WHAT YOU HAVE TO DO
Wherever a line holds the string "文明随手拍", copy that line.

SUPPLIED DATA
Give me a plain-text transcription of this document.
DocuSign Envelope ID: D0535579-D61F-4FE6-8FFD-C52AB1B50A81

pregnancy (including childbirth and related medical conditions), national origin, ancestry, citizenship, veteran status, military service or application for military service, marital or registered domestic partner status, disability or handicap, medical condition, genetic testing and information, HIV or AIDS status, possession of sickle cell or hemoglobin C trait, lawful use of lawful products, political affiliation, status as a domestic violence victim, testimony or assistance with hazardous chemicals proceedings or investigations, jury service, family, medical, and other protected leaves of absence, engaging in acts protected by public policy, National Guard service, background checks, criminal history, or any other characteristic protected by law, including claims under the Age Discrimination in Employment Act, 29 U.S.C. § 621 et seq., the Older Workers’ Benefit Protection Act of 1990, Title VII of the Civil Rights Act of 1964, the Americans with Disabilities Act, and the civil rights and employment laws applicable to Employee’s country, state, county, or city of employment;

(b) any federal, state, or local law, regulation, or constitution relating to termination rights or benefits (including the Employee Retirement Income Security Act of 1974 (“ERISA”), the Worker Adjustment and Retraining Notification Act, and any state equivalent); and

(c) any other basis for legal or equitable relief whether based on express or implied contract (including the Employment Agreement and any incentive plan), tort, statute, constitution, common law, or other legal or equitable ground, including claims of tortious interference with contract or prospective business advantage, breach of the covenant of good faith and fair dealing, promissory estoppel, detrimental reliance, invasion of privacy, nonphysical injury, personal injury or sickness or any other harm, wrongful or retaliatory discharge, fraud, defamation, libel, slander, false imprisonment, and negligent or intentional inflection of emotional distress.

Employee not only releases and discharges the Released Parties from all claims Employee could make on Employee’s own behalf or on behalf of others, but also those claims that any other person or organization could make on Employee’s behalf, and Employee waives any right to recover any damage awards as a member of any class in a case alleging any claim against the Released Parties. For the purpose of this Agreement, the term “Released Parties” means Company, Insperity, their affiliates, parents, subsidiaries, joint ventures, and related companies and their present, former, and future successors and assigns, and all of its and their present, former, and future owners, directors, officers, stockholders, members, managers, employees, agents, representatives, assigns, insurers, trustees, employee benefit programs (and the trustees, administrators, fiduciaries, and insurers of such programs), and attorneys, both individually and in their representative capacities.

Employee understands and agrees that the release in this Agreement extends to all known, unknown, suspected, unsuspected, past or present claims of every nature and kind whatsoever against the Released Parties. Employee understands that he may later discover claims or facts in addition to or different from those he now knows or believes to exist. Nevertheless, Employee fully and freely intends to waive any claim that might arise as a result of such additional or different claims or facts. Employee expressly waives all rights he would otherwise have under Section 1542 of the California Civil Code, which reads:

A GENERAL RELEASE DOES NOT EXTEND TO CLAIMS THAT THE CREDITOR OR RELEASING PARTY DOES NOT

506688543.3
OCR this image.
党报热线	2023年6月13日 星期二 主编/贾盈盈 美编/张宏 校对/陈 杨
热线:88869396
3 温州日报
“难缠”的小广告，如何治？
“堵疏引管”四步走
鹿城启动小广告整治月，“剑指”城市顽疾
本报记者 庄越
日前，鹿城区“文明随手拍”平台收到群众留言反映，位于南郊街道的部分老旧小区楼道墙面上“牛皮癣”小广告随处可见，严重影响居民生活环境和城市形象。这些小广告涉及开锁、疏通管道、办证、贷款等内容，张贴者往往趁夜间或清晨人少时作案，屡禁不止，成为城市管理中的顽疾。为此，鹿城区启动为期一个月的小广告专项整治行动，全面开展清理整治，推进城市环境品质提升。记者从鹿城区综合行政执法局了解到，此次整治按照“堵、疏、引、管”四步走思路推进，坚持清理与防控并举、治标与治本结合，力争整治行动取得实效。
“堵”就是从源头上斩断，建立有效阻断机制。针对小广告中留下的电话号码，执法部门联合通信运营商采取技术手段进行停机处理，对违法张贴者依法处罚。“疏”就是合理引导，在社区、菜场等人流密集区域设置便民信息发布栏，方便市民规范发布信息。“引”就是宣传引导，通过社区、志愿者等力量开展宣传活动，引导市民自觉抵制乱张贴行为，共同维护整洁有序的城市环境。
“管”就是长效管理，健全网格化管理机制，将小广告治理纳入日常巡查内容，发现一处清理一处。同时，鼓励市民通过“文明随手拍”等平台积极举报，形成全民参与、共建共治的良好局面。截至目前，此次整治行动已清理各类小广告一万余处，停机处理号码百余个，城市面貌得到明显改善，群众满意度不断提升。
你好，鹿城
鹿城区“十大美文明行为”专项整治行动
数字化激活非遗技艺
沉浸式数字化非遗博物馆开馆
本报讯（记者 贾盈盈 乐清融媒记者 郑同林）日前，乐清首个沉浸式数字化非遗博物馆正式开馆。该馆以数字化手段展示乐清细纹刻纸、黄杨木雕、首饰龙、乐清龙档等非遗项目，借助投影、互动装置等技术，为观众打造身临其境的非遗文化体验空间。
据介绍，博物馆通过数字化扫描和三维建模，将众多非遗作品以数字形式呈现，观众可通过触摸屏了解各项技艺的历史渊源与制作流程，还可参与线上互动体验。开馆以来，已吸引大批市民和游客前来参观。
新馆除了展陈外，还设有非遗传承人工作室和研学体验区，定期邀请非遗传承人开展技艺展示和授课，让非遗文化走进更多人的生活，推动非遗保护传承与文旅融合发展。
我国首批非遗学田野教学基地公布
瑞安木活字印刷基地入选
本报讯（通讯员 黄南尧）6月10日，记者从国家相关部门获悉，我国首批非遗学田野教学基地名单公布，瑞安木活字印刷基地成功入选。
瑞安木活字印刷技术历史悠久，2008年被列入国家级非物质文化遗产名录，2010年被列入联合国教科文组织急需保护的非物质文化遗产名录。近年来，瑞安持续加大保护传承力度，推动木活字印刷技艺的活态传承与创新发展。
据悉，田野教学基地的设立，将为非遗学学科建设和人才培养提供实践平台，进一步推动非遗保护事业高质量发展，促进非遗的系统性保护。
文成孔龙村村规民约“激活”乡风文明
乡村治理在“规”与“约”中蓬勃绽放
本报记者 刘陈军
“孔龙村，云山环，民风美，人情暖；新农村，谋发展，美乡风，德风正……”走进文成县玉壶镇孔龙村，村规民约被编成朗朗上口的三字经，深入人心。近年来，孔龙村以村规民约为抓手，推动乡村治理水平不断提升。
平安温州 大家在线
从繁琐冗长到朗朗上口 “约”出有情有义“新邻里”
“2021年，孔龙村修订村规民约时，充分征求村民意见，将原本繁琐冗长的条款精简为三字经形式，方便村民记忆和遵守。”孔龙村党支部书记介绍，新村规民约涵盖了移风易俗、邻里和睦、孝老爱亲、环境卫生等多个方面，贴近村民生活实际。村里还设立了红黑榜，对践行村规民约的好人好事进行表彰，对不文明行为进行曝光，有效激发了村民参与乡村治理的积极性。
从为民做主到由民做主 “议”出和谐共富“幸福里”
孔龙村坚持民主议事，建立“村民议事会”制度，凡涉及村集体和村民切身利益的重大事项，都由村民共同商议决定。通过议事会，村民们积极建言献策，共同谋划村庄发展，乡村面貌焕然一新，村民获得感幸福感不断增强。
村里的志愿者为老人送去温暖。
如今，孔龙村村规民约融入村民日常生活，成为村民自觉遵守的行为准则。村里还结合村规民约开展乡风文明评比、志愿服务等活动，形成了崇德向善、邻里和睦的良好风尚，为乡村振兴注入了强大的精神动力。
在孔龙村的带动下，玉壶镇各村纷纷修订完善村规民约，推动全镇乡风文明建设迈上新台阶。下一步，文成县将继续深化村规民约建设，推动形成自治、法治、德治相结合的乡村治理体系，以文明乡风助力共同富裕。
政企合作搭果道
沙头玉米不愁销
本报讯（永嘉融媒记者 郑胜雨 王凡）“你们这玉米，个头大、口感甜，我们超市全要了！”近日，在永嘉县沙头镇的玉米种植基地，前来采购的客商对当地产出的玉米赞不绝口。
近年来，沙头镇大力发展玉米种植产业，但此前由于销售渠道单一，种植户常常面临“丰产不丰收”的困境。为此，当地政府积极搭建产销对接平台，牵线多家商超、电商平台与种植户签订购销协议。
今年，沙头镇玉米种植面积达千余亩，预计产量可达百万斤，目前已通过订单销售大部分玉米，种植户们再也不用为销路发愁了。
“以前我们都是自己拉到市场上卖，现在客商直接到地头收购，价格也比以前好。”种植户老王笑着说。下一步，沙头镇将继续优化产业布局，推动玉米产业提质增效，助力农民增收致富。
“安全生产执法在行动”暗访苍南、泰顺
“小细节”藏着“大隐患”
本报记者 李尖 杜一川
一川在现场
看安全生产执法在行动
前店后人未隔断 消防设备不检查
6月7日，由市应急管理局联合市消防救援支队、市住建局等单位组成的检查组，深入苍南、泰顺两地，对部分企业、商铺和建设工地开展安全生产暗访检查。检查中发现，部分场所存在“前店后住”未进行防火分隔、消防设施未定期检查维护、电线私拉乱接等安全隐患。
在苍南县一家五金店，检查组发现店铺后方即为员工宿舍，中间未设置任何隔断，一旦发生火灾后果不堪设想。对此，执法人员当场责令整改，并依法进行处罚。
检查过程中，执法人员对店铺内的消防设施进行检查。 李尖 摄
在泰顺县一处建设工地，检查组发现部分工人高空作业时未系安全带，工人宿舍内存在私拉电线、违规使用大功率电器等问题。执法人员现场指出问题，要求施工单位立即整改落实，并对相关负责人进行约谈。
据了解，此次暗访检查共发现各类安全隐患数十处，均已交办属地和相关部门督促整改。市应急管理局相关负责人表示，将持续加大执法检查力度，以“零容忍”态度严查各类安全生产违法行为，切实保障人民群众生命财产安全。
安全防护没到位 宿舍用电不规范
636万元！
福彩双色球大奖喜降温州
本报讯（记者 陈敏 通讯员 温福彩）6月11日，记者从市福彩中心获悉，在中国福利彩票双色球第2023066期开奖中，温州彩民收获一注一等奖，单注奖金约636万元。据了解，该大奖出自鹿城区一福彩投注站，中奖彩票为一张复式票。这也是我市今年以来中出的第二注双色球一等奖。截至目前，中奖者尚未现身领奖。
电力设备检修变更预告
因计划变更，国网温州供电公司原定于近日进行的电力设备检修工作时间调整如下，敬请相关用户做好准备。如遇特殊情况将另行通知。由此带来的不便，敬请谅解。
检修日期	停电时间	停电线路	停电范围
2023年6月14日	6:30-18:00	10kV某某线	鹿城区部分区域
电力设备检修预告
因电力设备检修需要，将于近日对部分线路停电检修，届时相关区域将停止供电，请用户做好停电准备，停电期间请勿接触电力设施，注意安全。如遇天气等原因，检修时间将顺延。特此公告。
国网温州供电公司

RESPONSE TO THIS TASK
日前，鹿城区“文明随手拍”平台收到群众留言反映，位于南郊街道的部分老旧小区楼道墙面上“牛皮癣”小广告随处可见，严重影响居民生活环境和城市形象。这些小广告涉及开锁、疏通管道、办证、贷款等内容，张贴者往往趁夜间或清晨人少时作案，屡禁不止，成为城市管理中的顽疾。为此，鹿城区启动为期一个月的小广告专项整治行动，全面开展清理整治，推进城市环境品质提升。记者从鹿城区综合行政执法局了解到，此次整治按照“堵、疏、引、管”四步走思路推进，坚持清理与防控并举、治标与治本结合，力争整治行动取得实效。
“管”就是长效管理，健全网格化管理机制，将小广告治理纳入日常巡查内容，发现一处清理一处。同时，鼓励市民通过“文明随手拍”等平台积极举报，形成全民参与、共建共治的良好局面。截至目前，此次整治行动已清理各类小广告一万余处，停机处理号码百余个，城市面貌得到明显改善，群众满意度不断提升。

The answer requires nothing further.